Count how many lines contain "this" and reply with that number only.

Collected data
● ● ● ●

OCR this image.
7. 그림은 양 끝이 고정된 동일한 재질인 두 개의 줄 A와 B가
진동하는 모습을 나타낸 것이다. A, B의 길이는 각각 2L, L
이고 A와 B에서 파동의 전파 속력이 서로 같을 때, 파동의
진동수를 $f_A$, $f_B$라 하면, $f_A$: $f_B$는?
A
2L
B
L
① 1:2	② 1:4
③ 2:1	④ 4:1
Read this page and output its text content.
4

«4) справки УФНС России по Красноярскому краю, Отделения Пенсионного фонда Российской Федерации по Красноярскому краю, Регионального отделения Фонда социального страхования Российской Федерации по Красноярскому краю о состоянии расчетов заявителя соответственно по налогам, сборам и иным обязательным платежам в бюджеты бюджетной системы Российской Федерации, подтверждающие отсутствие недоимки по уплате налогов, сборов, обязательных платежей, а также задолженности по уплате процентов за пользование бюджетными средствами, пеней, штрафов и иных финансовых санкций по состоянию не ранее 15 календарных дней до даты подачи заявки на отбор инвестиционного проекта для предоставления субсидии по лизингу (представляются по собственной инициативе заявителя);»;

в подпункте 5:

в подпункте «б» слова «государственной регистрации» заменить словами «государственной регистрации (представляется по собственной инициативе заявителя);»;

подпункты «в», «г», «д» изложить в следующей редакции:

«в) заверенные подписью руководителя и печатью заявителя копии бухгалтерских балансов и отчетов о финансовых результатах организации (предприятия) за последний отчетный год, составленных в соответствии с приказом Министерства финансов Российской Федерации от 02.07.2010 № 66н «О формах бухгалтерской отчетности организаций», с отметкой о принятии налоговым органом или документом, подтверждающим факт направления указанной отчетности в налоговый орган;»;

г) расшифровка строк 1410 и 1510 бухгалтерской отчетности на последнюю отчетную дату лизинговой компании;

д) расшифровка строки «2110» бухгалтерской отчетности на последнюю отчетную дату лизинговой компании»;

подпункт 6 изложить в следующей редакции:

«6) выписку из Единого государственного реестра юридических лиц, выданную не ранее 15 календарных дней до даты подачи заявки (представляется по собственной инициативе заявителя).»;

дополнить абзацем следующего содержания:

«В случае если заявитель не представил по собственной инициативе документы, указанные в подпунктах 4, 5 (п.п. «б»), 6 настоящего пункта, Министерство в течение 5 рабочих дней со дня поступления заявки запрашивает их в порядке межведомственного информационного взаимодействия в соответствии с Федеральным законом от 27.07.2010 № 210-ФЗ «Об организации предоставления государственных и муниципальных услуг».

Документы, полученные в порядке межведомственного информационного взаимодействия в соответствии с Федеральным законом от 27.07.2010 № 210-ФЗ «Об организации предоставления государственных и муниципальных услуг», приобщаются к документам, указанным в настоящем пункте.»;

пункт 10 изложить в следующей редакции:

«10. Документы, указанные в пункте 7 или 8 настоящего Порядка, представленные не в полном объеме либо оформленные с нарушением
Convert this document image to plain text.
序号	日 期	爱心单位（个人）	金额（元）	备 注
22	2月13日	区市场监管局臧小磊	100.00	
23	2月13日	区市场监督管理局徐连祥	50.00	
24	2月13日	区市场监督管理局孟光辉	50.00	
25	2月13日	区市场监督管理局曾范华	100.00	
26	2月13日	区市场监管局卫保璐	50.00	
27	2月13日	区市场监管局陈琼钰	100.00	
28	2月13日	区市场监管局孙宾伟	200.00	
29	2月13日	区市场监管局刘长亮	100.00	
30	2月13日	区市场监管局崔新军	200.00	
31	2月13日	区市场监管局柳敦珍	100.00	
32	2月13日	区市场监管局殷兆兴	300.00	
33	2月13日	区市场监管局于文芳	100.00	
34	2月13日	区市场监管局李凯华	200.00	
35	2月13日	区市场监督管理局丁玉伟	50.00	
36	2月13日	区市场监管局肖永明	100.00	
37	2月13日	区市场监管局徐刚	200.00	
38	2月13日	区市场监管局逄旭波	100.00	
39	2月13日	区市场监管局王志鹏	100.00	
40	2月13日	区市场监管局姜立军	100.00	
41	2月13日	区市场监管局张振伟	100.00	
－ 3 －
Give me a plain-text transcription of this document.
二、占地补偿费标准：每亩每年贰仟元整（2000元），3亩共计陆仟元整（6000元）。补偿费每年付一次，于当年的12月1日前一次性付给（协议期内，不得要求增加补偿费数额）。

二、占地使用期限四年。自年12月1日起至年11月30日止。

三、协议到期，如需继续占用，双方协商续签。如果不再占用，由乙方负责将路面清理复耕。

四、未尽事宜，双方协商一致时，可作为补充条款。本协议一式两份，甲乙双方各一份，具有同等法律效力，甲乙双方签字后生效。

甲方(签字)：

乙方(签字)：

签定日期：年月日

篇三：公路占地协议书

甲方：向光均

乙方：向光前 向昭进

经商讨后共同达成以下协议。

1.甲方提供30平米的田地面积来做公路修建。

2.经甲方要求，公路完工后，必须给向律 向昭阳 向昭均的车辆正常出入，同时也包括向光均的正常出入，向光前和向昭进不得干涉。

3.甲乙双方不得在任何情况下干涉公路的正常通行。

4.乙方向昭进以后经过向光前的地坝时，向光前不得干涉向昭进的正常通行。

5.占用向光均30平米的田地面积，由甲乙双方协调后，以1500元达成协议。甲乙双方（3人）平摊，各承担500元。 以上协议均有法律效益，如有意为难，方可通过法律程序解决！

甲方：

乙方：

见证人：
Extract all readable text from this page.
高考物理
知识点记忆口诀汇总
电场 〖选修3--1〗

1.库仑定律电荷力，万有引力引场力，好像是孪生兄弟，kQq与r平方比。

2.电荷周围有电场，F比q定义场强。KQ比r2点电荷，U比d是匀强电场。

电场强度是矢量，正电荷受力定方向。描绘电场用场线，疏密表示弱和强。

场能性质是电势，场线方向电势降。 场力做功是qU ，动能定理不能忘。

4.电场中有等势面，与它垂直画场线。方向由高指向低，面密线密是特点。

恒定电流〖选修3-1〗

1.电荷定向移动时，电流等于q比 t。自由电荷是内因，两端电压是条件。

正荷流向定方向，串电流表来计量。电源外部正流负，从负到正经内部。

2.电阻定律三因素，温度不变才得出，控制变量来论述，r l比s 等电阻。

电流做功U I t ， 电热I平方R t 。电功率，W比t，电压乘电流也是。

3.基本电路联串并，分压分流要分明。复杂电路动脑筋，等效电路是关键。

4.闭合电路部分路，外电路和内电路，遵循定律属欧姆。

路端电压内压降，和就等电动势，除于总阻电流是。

● ● ● ●

Exercise solution:
5